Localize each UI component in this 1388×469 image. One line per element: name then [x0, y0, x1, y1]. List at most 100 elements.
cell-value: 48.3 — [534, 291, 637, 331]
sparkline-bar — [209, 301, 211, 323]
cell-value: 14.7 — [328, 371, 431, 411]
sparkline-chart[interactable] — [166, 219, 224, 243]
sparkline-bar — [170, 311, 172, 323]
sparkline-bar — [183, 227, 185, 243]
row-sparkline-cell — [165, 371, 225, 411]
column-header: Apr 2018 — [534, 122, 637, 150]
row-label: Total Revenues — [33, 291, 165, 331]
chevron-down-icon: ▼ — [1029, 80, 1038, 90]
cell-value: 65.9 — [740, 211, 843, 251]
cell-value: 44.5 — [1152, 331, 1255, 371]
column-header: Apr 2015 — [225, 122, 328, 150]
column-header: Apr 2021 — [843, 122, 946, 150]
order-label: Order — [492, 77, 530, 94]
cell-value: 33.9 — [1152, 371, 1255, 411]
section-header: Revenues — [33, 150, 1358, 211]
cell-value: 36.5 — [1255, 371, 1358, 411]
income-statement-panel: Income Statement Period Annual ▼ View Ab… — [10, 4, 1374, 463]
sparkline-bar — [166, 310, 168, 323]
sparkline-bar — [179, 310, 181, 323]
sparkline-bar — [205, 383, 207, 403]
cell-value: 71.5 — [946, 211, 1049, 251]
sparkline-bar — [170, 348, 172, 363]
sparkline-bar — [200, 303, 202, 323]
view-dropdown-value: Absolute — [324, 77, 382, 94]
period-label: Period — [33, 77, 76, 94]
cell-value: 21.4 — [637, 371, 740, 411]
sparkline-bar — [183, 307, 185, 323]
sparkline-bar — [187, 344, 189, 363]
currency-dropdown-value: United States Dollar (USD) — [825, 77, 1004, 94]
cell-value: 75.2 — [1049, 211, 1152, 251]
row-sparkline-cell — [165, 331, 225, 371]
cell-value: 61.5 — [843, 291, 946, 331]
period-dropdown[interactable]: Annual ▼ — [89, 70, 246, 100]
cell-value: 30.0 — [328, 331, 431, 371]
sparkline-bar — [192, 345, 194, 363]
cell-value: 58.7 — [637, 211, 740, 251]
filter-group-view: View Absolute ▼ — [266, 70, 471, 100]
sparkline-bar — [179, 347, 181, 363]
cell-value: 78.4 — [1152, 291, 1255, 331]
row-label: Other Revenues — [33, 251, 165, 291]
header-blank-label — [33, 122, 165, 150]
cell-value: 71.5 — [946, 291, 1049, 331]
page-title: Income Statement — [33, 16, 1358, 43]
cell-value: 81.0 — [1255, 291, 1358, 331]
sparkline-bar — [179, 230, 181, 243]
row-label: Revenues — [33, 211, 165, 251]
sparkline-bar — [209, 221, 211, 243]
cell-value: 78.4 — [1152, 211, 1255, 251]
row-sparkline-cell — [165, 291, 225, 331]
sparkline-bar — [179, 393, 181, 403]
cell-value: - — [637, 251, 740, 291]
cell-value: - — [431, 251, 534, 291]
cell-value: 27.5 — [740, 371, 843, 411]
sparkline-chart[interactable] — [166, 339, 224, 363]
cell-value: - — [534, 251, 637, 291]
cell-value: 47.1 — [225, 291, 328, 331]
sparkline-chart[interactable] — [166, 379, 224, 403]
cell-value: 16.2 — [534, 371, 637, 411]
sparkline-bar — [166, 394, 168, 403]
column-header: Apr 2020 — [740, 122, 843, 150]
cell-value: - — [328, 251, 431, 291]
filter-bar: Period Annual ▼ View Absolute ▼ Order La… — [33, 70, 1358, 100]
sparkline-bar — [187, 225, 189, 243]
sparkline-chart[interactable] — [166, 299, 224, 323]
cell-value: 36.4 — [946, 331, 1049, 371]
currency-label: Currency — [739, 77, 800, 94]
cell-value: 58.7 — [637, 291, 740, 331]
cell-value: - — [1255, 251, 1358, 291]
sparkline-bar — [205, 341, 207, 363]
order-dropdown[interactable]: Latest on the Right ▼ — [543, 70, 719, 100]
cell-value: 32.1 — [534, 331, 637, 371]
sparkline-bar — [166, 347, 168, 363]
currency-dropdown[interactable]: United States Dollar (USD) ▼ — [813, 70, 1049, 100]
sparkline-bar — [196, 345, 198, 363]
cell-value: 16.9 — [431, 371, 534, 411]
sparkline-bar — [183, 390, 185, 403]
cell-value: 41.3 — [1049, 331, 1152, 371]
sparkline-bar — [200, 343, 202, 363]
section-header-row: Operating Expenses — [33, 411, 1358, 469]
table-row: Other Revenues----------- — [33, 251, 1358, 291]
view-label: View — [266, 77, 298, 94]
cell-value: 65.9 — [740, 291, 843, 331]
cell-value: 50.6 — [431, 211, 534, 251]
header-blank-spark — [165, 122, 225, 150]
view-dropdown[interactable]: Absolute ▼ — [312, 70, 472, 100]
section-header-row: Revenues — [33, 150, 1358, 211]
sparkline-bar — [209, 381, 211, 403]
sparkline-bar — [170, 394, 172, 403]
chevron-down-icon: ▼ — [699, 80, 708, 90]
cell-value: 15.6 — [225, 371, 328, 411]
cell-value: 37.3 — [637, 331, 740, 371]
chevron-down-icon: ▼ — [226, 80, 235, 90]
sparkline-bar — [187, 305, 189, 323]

○ ○ ○

■ **THE PROBLEM**
Return the lines of the records from the start through the line holding "cell-value: 14.7 — [328, 371, 431, 411]", inclusive, copied without any changes.

■ **SOLUTION TO THIS EXERCISE**
Localize each UI component in this 1388×469 image. One line per element: name then [x0, y0, x1, y1]. List at most 100 elements.
cell-value: 48.3 — [534, 291, 637, 331]
sparkline-bar — [209, 301, 211, 323]
cell-value: 14.7 — [328, 371, 431, 411]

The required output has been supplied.